• Set exercise:
Reproduce the items below with each "Cloud" changed to "Hub" and everything else left as is, omitting the pictures.

• Data listing:
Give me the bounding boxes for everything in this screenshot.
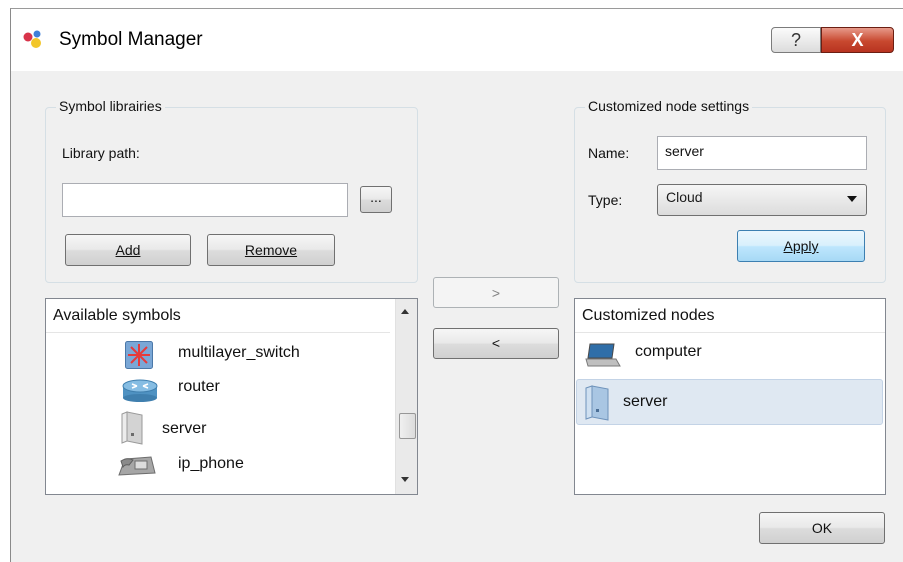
symbol-manager-dialog: Symbol Manager ? X Symbol librairies Lib… — [10, 8, 903, 562]
browse-button[interactable]: ... — [360, 186, 392, 213]
remove-button[interactable]: Remove — [207, 234, 335, 266]
type-label: Type: — [588, 192, 623, 208]
list-item-label: ip_phone — [178, 455, 244, 472]
available-symbols-list[interactable]: Available symbols multilayer_switch rout… — [45, 298, 418, 495]
scroll-thumb[interactable] — [399, 413, 416, 439]
server-icon — [585, 385, 609, 421]
available-symbols-scrollbar[interactable] — [395, 299, 417, 494]
list-item[interactable]: server — [46, 409, 395, 447]
symbol-libraries-group: Symbol librairies Library path: ... Add … — [45, 98, 418, 283]
app-icon — [23, 30, 41, 48]
add-to-customized-button[interactable]: > — [433, 277, 559, 308]
symbol-libraries-title: Symbol librairies — [56, 98, 165, 114]
list-item[interactable]: multilayer_switch — [46, 337, 395, 371]
dialog-body: Symbol librairies Library path: ... Add … — [17, 71, 898, 557]
name-input[interactable]: server — [657, 136, 867, 170]
list-item-selected[interactable]: server — [576, 379, 883, 425]
remove-from-customized-button[interactable]: < — [433, 328, 559, 359]
list-item[interactable]: ip_phone — [46, 449, 395, 483]
add-label: Add — [115, 242, 141, 258]
scroll-down-icon[interactable] — [401, 477, 409, 482]
window-title: Symbol Manager — [59, 29, 203, 50]
node-settings-group: Customized node settings Name: server Ty… — [574, 98, 886, 283]
ip-phone-icon — [118, 456, 156, 476]
server-icon — [121, 411, 143, 445]
available-symbols-header[interactable]: Available symbols — [46, 299, 390, 333]
list-item-label: computer — [635, 343, 702, 360]
title-bar[interactable]: Symbol Manager ? X — [11, 9, 903, 71]
library-path-label: Library path: — [62, 145, 140, 161]
list-item-label: server — [623, 393, 668, 410]
close-button[interactable]: X — [821, 27, 894, 53]
list-item-label: router — [178, 378, 220, 395]
list-item-label: server — [162, 420, 207, 437]
router-icon — [122, 379, 158, 402]
scroll-up-icon[interactable] — [401, 309, 409, 314]
name-label: Name: — [588, 145, 630, 161]
remove-label: Remove — [244, 242, 298, 258]
computer-icon — [585, 343, 621, 367]
add-button[interactable]: Add — [65, 234, 191, 266]
multilayer-switch-icon — [125, 341, 153, 369]
customized-nodes-header[interactable]: Customized nodes — [575, 299, 885, 333]
list-item[interactable]: router — [46, 372, 395, 406]
type-dropdown-value: Cloud — [666, 189, 703, 205]
ok-button[interactable]: OK — [759, 512, 885, 544]
customized-nodes-list[interactable]: Customized nodes computer server — [574, 298, 886, 495]
library-path-input[interactable] — [62, 183, 348, 217]
chevron-down-icon — [847, 196, 857, 202]
list-item[interactable]: computer — [575, 337, 885, 371]
apply-label: Apply — [783, 238, 819, 254]
help-button[interactable]: ? — [771, 27, 821, 53]
list-item-label: multilayer_switch — [178, 344, 300, 361]
apply-button[interactable]: Apply — [737, 230, 865, 262]
node-settings-title: Customized node settings — [585, 98, 753, 114]
type-dropdown[interactable]: Cloud — [657, 184, 867, 216]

• Full solution:
Give me the bounding boxes for everything in this screenshot.
symbol-manager-dialog: Symbol Manager ? X Symbol librairies Lib… — [10, 8, 903, 562]
browse-button[interactable]: ... — [360, 186, 392, 213]
remove-button[interactable]: Remove — [207, 234, 335, 266]
type-label: Type: — [588, 192, 623, 208]
list-item-label: ip_phone — [178, 455, 244, 472]
available-symbols-list[interactable]: Available symbols multilayer_switch rout… — [45, 298, 418, 495]
scroll-thumb[interactable] — [399, 413, 416, 439]
server-icon — [585, 385, 609, 421]
available-symbols-scrollbar[interactable] — [395, 299, 417, 494]
list-item[interactable]: server — [46, 409, 395, 447]
symbol-libraries-group: Symbol librairies Library path: ... Add … — [45, 98, 418, 283]
app-icon — [23, 30, 41, 48]
add-to-customized-button[interactable]: > — [433, 277, 559, 308]
symbol-libraries-title: Symbol librairies — [56, 98, 165, 114]
list-item[interactable]: multilayer_switch — [46, 337, 395, 371]
dialog-body: Symbol librairies Library path: ... Add … — [17, 71, 898, 557]
name-input[interactable]: server — [657, 136, 867, 170]
list-item-selected[interactable]: server — [576, 379, 883, 425]
remove-from-customized-button[interactable]: < — [433, 328, 559, 359]
list-item[interactable]: ip_phone — [46, 449, 395, 483]
add-label: Add — [115, 242, 141, 258]
scroll-down-icon[interactable] — [401, 477, 409, 482]
window-title: Symbol Manager — [59, 29, 203, 50]
node-settings-group: Customized node settings Name: server Ty… — [574, 98, 886, 283]
ip-phone-icon — [118, 456, 156, 476]
server-icon — [121, 411, 143, 445]
available-symbols-header[interactable]: Available symbols — [46, 299, 390, 333]
list-item-label: computer — [635, 343, 702, 360]
title-bar[interactable]: Symbol Manager ? X — [11, 9, 903, 71]
library-path-label: Library path: — [62, 145, 140, 161]
list-item-label: server — [623, 393, 668, 410]
close-button[interactable]: X — [821, 27, 894, 53]
list-item-label: router — [178, 378, 220, 395]
list-item-label: server — [162, 420, 207, 437]
router-icon — [122, 379, 158, 402]
scroll-up-icon[interactable] — [401, 309, 409, 314]
name-label: Name: — [588, 145, 630, 161]
remove-label: Remove — [244, 242, 298, 258]
computer-icon — [585, 343, 621, 367]
add-button[interactable]: Add — [65, 234, 191, 266]
multilayer-switch-icon — [125, 341, 153, 369]
customized-nodes-header[interactable]: Customized nodes — [575, 299, 885, 333]
list-item[interactable]: router — [46, 372, 395, 406]
type-dropdown-value: Hub — [666, 189, 703, 205]
ok-button[interactable]: OK — [759, 512, 885, 544]
customized-nodes-list[interactable]: Customized nodes computer server — [574, 298, 886, 495]
library-path-input[interactable] — [62, 183, 348, 217]
chevron-down-icon — [847, 196, 857, 202]
list-item[interactable]: computer — [575, 337, 885, 371]
apply-label: Apply — [783, 238, 819, 254]
help-button[interactable]: ? — [771, 27, 821, 53]
list-item-label: multilayer_switch — [178, 344, 300, 361]
apply-button[interactable]: Apply — [737, 230, 865, 262]
node-settings-title: Customized node settings — [585, 98, 753, 114]
type-dropdown[interactable]: Hub — [657, 184, 867, 216]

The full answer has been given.